Data entries

- - - -

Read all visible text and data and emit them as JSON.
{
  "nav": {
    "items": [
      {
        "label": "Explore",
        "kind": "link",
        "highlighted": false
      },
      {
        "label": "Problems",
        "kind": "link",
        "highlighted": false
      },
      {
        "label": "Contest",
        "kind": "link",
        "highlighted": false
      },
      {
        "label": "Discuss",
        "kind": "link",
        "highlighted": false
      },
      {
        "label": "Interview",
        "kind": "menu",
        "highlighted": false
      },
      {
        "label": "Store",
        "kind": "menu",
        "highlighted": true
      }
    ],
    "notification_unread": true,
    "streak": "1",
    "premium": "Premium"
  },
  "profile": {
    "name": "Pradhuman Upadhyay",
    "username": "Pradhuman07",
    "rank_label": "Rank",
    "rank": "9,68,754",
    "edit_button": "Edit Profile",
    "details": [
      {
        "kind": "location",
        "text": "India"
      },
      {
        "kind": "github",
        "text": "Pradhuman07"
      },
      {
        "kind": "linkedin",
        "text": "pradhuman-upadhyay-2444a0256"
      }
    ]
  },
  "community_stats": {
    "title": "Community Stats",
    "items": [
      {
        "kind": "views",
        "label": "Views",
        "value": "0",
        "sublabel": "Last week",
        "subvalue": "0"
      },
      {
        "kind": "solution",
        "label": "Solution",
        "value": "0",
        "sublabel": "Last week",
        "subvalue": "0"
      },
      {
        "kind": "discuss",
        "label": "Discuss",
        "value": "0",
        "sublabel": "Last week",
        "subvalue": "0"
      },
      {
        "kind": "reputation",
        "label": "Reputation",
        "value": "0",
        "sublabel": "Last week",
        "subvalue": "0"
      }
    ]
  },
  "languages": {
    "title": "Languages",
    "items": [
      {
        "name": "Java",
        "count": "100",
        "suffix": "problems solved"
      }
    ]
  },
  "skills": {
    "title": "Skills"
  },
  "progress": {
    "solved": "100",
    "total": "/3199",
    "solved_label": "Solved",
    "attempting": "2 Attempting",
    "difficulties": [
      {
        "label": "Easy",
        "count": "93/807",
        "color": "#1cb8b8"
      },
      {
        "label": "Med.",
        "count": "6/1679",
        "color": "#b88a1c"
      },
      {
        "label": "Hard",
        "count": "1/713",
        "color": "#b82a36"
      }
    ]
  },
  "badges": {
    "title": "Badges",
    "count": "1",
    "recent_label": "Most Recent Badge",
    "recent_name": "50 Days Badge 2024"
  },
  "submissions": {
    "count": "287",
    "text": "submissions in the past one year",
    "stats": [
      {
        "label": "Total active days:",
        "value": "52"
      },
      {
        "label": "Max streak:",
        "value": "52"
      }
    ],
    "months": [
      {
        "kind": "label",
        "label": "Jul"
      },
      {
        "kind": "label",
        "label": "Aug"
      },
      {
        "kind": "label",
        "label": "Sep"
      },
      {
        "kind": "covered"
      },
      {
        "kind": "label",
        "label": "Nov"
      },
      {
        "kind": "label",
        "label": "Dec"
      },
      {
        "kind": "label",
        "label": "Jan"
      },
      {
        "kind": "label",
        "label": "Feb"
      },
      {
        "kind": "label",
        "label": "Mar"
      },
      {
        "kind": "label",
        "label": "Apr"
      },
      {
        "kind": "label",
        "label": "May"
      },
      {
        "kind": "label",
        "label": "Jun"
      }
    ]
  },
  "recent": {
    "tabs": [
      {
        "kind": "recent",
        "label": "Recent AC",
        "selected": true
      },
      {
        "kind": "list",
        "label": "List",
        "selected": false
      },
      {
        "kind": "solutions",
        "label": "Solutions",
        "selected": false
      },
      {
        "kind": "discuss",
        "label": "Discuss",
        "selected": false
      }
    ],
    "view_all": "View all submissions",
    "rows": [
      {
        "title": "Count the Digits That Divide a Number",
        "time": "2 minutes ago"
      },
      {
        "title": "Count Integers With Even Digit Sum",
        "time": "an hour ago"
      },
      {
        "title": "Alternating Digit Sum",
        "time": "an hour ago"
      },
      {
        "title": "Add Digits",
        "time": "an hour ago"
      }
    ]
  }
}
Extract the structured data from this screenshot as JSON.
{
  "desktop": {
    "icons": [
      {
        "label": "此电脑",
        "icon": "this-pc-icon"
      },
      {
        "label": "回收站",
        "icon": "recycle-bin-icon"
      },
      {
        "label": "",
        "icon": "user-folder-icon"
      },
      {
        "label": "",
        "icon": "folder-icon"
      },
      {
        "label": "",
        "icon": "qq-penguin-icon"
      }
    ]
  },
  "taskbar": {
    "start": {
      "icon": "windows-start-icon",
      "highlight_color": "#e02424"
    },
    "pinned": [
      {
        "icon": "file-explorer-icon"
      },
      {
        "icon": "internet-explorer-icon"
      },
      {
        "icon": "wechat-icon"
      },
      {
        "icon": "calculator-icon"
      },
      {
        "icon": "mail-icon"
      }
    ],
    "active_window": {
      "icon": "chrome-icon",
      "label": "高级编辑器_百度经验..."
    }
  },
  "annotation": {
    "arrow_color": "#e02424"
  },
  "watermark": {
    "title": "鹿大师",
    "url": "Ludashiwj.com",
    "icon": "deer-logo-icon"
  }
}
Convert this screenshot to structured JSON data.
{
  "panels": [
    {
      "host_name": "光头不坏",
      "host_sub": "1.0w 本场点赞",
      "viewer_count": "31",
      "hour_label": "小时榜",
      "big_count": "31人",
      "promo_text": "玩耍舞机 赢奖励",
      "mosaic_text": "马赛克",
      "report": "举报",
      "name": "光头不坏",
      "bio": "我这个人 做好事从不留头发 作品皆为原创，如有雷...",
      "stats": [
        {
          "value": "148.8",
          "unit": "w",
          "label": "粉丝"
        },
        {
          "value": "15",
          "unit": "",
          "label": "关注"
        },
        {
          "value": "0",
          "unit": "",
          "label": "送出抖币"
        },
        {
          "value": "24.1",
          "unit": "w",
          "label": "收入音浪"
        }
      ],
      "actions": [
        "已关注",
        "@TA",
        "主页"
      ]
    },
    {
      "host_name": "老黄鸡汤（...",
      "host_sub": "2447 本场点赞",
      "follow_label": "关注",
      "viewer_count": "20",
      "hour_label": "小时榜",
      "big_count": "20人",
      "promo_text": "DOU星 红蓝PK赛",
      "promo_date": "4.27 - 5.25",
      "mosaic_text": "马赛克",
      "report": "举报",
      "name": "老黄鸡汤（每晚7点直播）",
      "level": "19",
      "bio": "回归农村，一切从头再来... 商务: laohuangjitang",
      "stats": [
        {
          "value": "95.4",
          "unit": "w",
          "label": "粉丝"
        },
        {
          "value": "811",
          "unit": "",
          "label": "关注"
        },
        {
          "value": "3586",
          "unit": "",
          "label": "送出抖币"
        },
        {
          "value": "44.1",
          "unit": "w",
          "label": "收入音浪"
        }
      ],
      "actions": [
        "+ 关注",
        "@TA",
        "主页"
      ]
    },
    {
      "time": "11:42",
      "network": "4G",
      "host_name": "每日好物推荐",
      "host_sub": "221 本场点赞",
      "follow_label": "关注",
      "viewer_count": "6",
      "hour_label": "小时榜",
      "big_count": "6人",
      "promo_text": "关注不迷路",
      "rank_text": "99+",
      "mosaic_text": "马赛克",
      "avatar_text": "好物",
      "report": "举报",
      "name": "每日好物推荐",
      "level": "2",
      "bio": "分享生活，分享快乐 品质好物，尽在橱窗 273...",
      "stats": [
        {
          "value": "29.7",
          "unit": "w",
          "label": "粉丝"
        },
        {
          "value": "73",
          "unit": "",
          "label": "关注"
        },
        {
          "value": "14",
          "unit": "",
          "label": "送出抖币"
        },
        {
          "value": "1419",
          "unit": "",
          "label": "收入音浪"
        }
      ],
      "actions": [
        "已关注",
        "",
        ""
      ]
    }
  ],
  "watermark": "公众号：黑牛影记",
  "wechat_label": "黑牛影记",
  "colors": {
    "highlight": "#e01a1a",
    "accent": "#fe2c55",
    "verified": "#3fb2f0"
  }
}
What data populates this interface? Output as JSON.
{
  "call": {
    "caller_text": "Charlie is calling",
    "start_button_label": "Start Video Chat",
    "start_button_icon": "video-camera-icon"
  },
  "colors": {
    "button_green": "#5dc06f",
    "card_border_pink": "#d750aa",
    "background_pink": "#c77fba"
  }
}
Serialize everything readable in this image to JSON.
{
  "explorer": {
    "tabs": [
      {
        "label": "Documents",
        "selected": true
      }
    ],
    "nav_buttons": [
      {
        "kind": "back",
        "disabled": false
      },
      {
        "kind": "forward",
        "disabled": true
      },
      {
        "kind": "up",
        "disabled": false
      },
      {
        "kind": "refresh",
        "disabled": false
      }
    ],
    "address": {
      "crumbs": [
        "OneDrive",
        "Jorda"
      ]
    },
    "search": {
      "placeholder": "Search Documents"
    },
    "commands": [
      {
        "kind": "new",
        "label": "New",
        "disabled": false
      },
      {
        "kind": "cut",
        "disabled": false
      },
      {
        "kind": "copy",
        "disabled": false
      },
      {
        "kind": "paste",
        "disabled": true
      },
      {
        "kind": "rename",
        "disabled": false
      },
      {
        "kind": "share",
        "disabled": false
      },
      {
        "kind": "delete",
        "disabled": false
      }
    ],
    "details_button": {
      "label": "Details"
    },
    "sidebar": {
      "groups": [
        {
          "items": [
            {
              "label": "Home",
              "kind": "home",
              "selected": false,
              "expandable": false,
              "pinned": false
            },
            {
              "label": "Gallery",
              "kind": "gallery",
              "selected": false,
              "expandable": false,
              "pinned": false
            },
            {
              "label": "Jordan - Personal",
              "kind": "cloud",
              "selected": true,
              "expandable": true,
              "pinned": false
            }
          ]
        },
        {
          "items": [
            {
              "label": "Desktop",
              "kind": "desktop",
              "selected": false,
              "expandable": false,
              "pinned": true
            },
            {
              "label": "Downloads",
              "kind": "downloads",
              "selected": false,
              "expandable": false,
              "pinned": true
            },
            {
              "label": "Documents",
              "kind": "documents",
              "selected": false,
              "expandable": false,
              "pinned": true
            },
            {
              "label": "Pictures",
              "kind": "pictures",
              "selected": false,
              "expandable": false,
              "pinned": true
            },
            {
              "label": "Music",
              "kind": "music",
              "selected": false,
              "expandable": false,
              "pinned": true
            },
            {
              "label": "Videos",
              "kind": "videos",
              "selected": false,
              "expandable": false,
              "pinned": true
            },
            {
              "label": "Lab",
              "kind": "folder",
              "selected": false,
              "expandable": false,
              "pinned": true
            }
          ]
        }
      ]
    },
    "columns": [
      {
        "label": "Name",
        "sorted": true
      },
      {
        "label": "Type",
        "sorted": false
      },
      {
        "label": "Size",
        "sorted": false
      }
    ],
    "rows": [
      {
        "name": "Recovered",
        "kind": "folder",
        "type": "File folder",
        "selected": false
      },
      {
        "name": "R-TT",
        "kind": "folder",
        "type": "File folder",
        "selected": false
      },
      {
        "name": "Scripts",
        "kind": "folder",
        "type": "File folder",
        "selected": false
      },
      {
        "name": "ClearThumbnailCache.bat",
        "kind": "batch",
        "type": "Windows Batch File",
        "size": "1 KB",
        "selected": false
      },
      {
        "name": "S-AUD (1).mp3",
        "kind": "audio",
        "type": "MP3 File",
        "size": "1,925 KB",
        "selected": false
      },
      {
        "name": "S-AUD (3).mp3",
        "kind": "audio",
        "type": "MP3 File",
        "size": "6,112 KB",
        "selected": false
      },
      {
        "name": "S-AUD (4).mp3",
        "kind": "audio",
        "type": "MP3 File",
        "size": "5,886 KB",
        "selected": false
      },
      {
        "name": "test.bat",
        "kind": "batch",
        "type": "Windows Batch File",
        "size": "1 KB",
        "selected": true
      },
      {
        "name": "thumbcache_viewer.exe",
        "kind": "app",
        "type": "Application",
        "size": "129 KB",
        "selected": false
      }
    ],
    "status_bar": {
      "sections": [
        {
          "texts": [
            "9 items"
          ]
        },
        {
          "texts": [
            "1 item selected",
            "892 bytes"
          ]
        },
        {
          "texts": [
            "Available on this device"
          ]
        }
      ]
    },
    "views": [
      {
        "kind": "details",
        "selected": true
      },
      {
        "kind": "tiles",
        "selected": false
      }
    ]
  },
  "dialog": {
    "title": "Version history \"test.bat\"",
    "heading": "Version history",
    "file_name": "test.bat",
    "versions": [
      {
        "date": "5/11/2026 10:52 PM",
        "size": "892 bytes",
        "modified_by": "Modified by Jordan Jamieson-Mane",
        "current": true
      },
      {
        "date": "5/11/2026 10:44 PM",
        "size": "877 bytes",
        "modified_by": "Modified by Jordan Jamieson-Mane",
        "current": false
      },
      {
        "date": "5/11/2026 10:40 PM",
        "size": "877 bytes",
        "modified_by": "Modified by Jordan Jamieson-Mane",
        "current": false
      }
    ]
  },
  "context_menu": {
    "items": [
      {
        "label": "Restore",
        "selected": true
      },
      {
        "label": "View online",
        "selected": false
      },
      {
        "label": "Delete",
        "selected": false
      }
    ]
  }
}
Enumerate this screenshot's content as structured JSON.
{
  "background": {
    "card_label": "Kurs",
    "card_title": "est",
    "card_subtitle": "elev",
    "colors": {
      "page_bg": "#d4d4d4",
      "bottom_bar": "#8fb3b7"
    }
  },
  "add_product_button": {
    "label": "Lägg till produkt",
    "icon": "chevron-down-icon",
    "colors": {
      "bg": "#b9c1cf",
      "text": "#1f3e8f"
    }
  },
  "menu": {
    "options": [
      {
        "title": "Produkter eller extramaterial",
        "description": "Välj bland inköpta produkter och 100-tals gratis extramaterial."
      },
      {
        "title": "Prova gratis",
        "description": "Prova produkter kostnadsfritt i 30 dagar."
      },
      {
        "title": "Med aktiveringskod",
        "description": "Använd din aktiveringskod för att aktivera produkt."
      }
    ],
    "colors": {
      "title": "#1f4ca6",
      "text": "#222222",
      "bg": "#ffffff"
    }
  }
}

- - - -

Extract each line from the listing that holds the word "this".

Exercise response
Extract the structured data from this screenshot as JSON.
        "icon": "this-pc-icon"
Convert this screenshot to structured JSON data.
What data populates this interface? Output as JSON.
Serialize everything readable in this image to JSON.
            "Available on this device"
Enumerate this screenshot's content as structured JSON.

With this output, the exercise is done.